#### [What you should do]
Can you render every line in the rows below as a numbered list, leaving out any blank lines?

#### [Supplied records]
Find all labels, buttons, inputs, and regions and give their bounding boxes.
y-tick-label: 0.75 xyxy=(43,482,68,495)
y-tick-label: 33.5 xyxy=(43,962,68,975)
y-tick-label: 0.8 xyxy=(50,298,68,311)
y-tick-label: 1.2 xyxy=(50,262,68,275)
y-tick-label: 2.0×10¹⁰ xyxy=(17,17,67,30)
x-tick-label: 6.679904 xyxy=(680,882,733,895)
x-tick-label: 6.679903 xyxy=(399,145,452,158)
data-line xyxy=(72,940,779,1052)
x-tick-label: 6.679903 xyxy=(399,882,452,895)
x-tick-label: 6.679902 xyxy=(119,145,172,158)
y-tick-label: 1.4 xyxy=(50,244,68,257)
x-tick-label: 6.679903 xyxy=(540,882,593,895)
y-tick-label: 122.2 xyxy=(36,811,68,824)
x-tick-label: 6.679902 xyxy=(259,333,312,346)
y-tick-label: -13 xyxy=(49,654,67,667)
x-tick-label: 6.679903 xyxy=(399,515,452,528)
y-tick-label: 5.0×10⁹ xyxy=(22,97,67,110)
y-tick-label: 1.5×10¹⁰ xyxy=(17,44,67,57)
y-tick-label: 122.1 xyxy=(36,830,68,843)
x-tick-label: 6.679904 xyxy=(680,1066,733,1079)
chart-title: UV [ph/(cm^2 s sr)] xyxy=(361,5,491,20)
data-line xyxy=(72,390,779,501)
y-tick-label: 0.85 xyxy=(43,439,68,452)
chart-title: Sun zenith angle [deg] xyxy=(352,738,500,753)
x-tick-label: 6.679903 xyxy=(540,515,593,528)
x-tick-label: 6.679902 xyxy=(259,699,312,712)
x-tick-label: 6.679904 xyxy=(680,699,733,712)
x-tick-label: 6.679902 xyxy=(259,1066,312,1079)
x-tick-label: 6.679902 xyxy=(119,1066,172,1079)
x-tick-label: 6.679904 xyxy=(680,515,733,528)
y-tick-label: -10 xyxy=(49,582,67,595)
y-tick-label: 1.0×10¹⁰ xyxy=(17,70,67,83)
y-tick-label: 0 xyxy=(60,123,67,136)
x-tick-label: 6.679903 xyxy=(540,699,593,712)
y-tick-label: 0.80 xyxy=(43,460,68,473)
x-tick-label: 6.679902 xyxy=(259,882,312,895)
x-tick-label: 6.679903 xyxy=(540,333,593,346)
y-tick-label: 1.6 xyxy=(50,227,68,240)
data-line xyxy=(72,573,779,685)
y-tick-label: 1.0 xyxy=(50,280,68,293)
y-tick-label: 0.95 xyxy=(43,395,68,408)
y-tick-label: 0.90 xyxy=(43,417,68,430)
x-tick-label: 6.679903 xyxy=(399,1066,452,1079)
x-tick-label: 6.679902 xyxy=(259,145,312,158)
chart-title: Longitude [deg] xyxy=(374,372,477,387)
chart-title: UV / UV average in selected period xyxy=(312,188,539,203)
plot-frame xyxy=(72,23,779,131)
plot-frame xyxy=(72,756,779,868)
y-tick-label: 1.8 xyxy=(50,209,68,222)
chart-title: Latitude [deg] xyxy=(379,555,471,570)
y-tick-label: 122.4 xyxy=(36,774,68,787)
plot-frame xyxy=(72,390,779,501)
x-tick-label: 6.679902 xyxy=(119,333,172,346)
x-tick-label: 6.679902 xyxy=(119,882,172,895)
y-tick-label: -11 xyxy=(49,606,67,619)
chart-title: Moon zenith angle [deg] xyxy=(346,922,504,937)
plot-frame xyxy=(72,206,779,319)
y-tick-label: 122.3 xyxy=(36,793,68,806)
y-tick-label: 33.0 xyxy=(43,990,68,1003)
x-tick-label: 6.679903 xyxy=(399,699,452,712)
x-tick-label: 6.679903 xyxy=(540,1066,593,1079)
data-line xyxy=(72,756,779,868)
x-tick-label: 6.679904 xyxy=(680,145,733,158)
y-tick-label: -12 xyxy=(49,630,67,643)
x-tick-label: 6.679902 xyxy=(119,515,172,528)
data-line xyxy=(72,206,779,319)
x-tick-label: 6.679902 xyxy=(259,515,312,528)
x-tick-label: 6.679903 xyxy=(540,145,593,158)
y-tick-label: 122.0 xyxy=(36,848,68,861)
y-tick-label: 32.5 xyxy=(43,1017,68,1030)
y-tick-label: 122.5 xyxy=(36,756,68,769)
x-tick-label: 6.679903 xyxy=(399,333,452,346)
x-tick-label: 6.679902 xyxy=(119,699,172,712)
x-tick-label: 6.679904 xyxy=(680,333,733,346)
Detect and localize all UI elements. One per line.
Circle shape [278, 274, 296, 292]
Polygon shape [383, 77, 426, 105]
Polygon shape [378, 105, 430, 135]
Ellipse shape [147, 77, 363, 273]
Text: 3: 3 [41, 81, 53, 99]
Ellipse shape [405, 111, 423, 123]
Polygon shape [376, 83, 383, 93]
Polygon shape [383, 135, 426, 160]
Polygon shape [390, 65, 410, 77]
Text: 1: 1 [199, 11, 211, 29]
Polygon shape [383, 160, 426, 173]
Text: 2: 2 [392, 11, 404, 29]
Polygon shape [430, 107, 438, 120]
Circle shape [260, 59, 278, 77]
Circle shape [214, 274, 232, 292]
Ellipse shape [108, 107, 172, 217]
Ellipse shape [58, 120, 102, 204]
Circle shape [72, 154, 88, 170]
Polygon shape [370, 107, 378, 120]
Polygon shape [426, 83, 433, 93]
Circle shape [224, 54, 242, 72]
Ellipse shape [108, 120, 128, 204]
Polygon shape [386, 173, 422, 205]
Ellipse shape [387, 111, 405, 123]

#### [Reply]
1. Find all labels, buttons, inputs, and regions and give their bounding boxes.
2. y-tick-label: 0.75 xyxy=(43,482,68,495)
3. y-tick-label: 33.5 xyxy=(43,962,68,975)
4. y-tick-label: 0.8 xyxy=(50,298,68,311)
5. y-tick-label: 1.2 xyxy=(50,262,68,275)
6. y-tick-label: 2.0×10¹⁰ xyxy=(17,17,67,30)
7. x-tick-label: 6.679904 xyxy=(680,882,733,895)
8. x-tick-label: 6.679903 xyxy=(399,145,452,158)
9. data-line xyxy=(72,940,779,1052)
10. x-tick-label: 6.679903 xyxy=(399,882,452,895)
11. x-tick-label: 6.679902 xyxy=(119,145,172,158)
12. y-tick-label: 1.4 xyxy=(50,244,68,257)
13. x-tick-label: 6.679903 xyxy=(540,882,593,895)
14. y-tick-label: 122.2 xyxy=(36,811,68,824)
15. x-tick-label: 6.679902 xyxy=(259,333,312,346)
16. y-tick-label: -13 xyxy=(49,654,67,667)
17. x-tick-label: 6.679903 xyxy=(399,515,452,528)
18. y-tick-label: 5.0×10⁹ xyxy=(22,97,67,110)
19. y-tick-label: 1.5×10¹⁰ xyxy=(17,44,67,57)
20. y-tick-label: 122.1 xyxy=(36,830,68,843)
21. x-tick-label: 6.679904 xyxy=(680,1066,733,1079)
22. chart-title: UV [ph/(cm^2 s sr)] xyxy=(361,5,491,20)
23. data-line xyxy=(72,390,779,501)
24. y-tick-label: 0.85 xyxy=(43,439,68,452)
25. chart-title: Sun zenith angle [deg] xyxy=(352,738,500,753)
26. x-tick-label: 6.679903 xyxy=(540,515,593,528)
27. x-tick-label: 6.679902 xyxy=(259,699,312,712)
28. x-tick-label: 6.679904 xyxy=(680,699,733,712)
29. x-tick-label: 6.679902 xyxy=(259,1066,312,1079)
30. x-tick-label: 6.679902 xyxy=(119,1066,172,1079)
31. x-tick-label: 6.679904 xyxy=(680,515,733,528)
32. y-tick-label: -10 xyxy=(49,582,67,595)
33. y-tick-label: 1.0×10¹⁰ xyxy=(17,70,67,83)
34. y-tick-label: 0 xyxy=(60,123,67,136)
35. x-tick-label: 6.679903 xyxy=(540,699,593,712)
36. y-tick-label: 0.80 xyxy=(43,460,68,473)
37. x-tick-label: 6.679902 xyxy=(259,882,312,895)
38. x-tick-label: 6.679903 xyxy=(540,333,593,346)
39. y-tick-label: 1.6 xyxy=(50,227,68,240)
40. data-line xyxy=(72,573,779,685)
41. y-tick-label: 1.0 xyxy=(50,280,68,293)
42. y-tick-label: 0.95 xyxy=(43,395,68,408)
43. y-tick-label: 0.90 xyxy=(43,417,68,430)
44. x-tick-label: 6.679903 xyxy=(399,1066,452,1079)
45. x-tick-label: 6.679902 xyxy=(259,145,312,158)
46. chart-title: Longitude [deg] xyxy=(374,372,477,387)
47. chart-title: UV / UV average in selected period xyxy=(312,188,539,203)
48. plot-frame xyxy=(72,23,779,131)
49. plot-frame xyxy=(72,756,779,868)
50. y-tick-label: 1.8 xyxy=(50,209,68,222)
51. chart-title: Latitude [deg] xyxy=(379,555,471,570)
52. y-tick-label: 122.4 xyxy=(36,774,68,787)
53. plot-frame xyxy=(72,390,779,501)
54. x-tick-label: 6.679902 xyxy=(119,333,172,346)
55. x-tick-label: 6.679902 xyxy=(119,882,172,895)
56. y-tick-label: -11 xyxy=(49,606,67,619)
57. chart-title: Moon zenith angle [deg] xyxy=(346,922,504,937)
58. plot-frame xyxy=(72,206,779,319)
59. y-tick-label: 122.3 xyxy=(36,793,68,806)
60. y-tick-label: 33.0 xyxy=(43,990,68,1003)
61. x-tick-label: 6.679903 xyxy=(399,699,452,712)
62. x-tick-label: 6.679903 xyxy=(540,1066,593,1079)
63. data-line xyxy=(72,756,779,868)
64. x-tick-label: 6.679904 xyxy=(680,145,733,158)
65. y-tick-label: -12 xyxy=(49,630,67,643)
66. x-tick-label: 6.679902 xyxy=(119,515,172,528)
67. data-line xyxy=(72,206,779,319)
68. x-tick-label: 6.679902 xyxy=(259,515,312,528)
69. x-tick-label: 6.679903 xyxy=(540,145,593,158)
70. y-tick-label: 122.0 xyxy=(36,848,68,861)
71. y-tick-label: 32.5 xyxy=(43,1017,68,1030)
72. y-tick-label: 122.5 xyxy=(36,756,68,769)
73. x-tick-label: 6.679903 xyxy=(399,333,452,346)
74. x-tick-label: 6.679902 xyxy=(119,699,172,712)
75. x-tick-label: 6.679904 xyxy=(680,333,733,346)
76. Detect and localize all UI elements. One per line.
77. Circle shape [278, 274, 296, 292]
78. Polygon shape [383, 77, 426, 105]
79. Polygon shape [378, 105, 430, 135]
80. Ellipse shape [147, 77, 363, 273]
81. Text: 3: 3 [41, 81, 53, 99]
82. Ellipse shape [405, 111, 423, 123]
83. Polygon shape [376, 83, 383, 93]
84. Polygon shape [383, 135, 426, 160]
85. Polygon shape [390, 65, 410, 77]
86. Text: 1: 1 [199, 11, 211, 29]
87. Polygon shape [383, 160, 426, 173]
88. Text: 2: 2 [392, 11, 404, 29]
89. Polygon shape [430, 107, 438, 120]
90. Circle shape [260, 59, 278, 77]
91. Circle shape [214, 274, 232, 292]
92. Ellipse shape [108, 107, 172, 217]
93. Ellipse shape [58, 120, 102, 204]
94. Circle shape [72, 154, 88, 170]
95. Polygon shape [370, 107, 378, 120]
96. Polygon shape [426, 83, 433, 93]
97. Circle shape [224, 54, 242, 72]
98. Ellipse shape [108, 120, 128, 204]
99. Polygon shape [386, 173, 422, 205]
100. Ellipse shape [387, 111, 405, 123]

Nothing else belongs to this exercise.